▶ _To be done_
Repeat, line for line, the entries printed below.

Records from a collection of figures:
+--

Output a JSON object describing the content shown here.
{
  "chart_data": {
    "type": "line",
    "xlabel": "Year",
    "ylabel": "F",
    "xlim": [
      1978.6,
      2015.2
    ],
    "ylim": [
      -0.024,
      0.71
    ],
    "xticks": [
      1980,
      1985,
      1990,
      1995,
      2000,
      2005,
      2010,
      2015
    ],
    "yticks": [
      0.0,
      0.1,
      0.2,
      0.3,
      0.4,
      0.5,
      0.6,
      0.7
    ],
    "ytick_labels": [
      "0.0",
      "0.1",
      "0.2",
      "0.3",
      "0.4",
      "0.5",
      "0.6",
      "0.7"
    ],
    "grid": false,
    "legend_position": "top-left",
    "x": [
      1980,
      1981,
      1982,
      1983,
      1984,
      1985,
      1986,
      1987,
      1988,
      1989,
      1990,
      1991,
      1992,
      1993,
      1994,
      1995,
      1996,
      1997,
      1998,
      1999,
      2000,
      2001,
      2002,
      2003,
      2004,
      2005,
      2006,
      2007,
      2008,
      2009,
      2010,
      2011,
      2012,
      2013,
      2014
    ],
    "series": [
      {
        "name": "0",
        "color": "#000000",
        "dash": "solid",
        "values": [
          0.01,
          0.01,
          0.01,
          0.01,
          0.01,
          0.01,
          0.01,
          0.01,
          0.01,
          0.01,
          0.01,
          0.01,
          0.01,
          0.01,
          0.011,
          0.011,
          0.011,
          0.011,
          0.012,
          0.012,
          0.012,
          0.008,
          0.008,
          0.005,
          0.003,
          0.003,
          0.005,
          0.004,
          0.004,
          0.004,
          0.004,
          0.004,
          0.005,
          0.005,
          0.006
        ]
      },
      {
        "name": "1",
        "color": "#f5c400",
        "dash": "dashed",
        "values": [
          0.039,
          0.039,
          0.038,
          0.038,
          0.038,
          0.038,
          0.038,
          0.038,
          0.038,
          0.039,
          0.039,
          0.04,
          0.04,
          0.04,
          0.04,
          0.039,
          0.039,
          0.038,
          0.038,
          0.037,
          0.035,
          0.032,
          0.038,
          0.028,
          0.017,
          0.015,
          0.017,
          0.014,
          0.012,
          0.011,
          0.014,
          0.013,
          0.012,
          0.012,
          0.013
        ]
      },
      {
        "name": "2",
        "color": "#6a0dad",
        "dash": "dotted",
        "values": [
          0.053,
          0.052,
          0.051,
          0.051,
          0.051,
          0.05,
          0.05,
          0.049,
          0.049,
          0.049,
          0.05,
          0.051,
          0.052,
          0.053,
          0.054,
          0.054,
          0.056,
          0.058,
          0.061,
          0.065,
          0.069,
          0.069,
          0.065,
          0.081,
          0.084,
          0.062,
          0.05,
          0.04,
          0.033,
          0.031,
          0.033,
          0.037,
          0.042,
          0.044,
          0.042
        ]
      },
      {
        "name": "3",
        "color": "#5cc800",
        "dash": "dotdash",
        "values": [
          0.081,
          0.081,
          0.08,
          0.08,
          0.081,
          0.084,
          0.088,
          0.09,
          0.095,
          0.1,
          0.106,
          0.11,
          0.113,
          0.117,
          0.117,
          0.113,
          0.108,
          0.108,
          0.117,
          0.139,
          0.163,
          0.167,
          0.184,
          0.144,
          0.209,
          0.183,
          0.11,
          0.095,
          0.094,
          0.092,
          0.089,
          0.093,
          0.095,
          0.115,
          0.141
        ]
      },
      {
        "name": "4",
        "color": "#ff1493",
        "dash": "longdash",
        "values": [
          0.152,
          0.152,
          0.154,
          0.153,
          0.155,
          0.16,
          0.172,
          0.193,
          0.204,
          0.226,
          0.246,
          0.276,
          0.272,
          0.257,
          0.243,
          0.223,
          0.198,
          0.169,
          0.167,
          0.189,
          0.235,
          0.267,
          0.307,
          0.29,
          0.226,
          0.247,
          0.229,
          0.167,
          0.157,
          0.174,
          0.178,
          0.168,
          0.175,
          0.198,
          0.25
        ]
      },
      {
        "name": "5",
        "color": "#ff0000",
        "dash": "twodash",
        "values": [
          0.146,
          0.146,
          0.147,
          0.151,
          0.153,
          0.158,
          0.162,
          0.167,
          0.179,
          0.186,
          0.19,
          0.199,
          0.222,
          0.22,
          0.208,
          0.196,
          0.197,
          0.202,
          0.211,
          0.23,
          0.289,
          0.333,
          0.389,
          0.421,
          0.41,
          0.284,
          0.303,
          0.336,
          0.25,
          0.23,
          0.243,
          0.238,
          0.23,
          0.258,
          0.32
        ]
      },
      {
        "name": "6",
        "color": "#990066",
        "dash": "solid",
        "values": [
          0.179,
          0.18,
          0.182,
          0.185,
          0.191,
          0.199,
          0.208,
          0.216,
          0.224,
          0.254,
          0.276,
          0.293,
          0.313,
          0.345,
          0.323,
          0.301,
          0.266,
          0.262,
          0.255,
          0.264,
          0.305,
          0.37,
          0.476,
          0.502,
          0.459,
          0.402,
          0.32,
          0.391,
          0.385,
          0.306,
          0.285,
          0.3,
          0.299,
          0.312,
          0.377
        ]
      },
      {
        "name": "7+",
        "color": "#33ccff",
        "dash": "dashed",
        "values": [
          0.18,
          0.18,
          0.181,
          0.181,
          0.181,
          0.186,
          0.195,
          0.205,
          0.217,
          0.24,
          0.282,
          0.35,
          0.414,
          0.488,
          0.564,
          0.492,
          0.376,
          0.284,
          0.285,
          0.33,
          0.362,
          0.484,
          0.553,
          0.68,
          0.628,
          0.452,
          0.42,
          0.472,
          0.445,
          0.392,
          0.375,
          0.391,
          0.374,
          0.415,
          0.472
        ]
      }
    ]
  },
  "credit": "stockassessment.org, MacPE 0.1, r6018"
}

+--

▶ _Result of this exercise_
Output a JSON object describing the content shown here.
{
  "chart_data": {
    "type": "line",
    "xlabel": "Year",
    "ylabel": "F",
    "xlim": [
      1978.6,
      2015.2
    ],
    "ylim": [
      -0.024,
      0.71
    ],
    "xticks": [
      1980,
      1985,
      1990,
      1995,
      2000,
      2005,
      2010,
      2015
    ],
    "yticks": [
      0.0,
      0.1,
      0.2,
      0.3,
      0.4,
      0.5,
      0.6,
      0.7
    ],
    "ytick_labels": [
      "0.0",
      "0.1",
      "0.2",
      "0.3",
      "0.4",
      "0.5",
      "0.6",
      "0.7"
    ],
    "grid": false,
    "legend_position": "top-left",
    "x": [
      1980,
      1981,
      1982,
      1983,
      1984,
      1985,
      1986,
      1987,
      1988,
      1989,
      1990,
      1991,
      1992,
      1993,
      1994,
      1995,
      1996,
      1997,
      1998,
      1999,
      2000,
      2001,
      2002,
      2003,
      2004,
      2005,
      2006,
      2007,
      2008,
      2009,
      2010,
      2011,
      2012,
      2013,
      2014
    ],
    "series": [
      {
        "name": "0",
        "color": "#000000",
        "dash": "solid",
        "values": [
          0.01,
          0.01,
          0.01,
          0.01,
          0.01,
          0.01,
          0.01,
          0.01,
          0.01,
          0.01,
          0.01,
          0.01,
          0.01,
          0.01,
          0.011,
          0.011,
          0.011,
          0.011,
          0.012,
          0.012,
          0.012,
          0.008,
          0.008,
          0.005,
          0.003,
          0.003,
          0.005,
          0.004,
          0.004,
          0.004,
          0.004,
          0.004,
          0.005,
          0.005,
          0.006
        ]
      },
      {
        "name": "1",
        "color": "#f5c400",
        "dash": "dashed",
        "values": [
          0.039,
          0.039,
          0.038,
          0.038,
          0.038,
          0.038,
          0.038,
          0.038,
          0.038,
          0.039,
          0.039,
          0.04,
          0.04,
          0.04,
          0.04,
          0.039,
          0.039,
          0.038,
          0.038,
          0.037,
          0.035,
          0.032,
          0.038,
          0.028,
          0.017,
          0.015,
          0.017,
          0.014,
          0.012,
          0.011,
          0.014,
          0.013,
          0.012,
          0.012,
          0.013
        ]
      },
      {
        "name": "2",
        "color": "#6a0dad",
        "dash": "dotted",
        "values": [
          0.053,
          0.052,
          0.051,
          0.051,
          0.051,
          0.05,
          0.05,
          0.049,
          0.049,
          0.049,
          0.05,
          0.051,
          0.052,
          0.053,
          0.054,
          0.054,
          0.056,
          0.058,
          0.061,
          0.065,
          0.069,
          0.069,
          0.065,
          0.081,
          0.084,
          0.062,
          0.05,
          0.04,
          0.033,
          0.031,
          0.033,
          0.037,
          0.042,
          0.044,
          0.042
        ]
      },
      {
        "name": "3",
        "color": "#5cc800",
        "dash": "dotdash",
        "values": [
          0.081,
          0.081,
          0.08,
          0.08,
          0.081,
          0.084,
          0.088,
          0.09,
          0.095,
          0.1,
          0.106,
          0.11,
          0.113,
          0.117,
          0.117,
          0.113,
          0.108,
          0.108,
          0.117,
          0.139,
          0.163,
          0.167,
          0.184,
          0.144,
          0.209,
          0.183,
          0.11,
          0.095,
          0.094,
          0.092,
          0.089,
          0.093,
          0.095,
          0.115,
          0.141
        ]
      },
      {
        "name": "4",
        "color": "#ff1493",
        "dash": "longdash",
        "values": [
          0.152,
          0.152,
          0.154,
          0.153,
          0.155,
          0.16,
          0.172,
          0.193,
          0.204,
          0.226,
          0.246,
          0.276,
          0.272,
          0.257,
          0.243,
          0.223,
          0.198,
          0.169,
          0.167,
          0.189,
          0.235,
          0.267,
          0.307,
          0.29,
          0.226,
          0.247,
          0.229,
          0.167,
          0.157,
          0.174,
          0.178,
          0.168,
          0.175,
          0.198,
          0.25
        ]
      },
      {
        "name": "5",
        "color": "#ff0000",
        "dash": "twodash",
        "values": [
          0.146,
          0.146,
          0.147,
          0.151,
          0.153,
          0.158,
          0.162,
          0.167,
          0.179,
          0.186,
          0.19,
          0.199,
          0.222,
          0.22,
          0.208,
          0.196,
          0.197,
          0.202,
          0.211,
          0.23,
          0.289,
          0.333,
          0.389,
          0.421,
          0.41,
          0.284,
          0.303,
          0.336,
          0.25,
          0.23,
          0.243,
          0.238,
          0.23,
          0.258,
          0.32
        ]
      },
      {
        "name": "6",
        "color": "#990066",
        "dash": "solid",
        "values": [
          0.179,
          0.18,
          0.182,
          0.185,
          0.191,
          0.199,
          0.208,
          0.216,
          0.224,
          0.254,
          0.276,
          0.293,
          0.313,
          0.345,
          0.323,
          0.301,
          0.266,
          0.262,
          0.255,
          0.264,
          0.305,
          0.37,
          0.476,
          0.502,
          0.459,
          0.402,
          0.32,
          0.391,
          0.385,
          0.306,
          0.285,
          0.3,
          0.299,
          0.312,
          0.377
        ]
      },
      {
        "name": "7+",
        "color": "#33ccff",
        "dash": "dashed",
        "values": [
          0.18,
          0.18,
          0.181,
          0.181,
          0.181,
          0.186,
          0.195,
          0.205,
          0.217,
          0.24,
          0.282,
          0.35,
          0.414,
          0.488,
          0.564,
          0.492,
          0.376,
          0.284,
          0.285,
          0.33,
          0.362,
          0.484,
          0.553,
          0.68,
          0.628,
          0.452,
          0.42,
          0.472,
          0.445,
          0.392,
          0.375,
          0.391,
          0.374,
          0.415,
          0.472
        ]
      }
    ]
  },
  "credit": "stockassessment.org, MacPE 0.1, r6018"
}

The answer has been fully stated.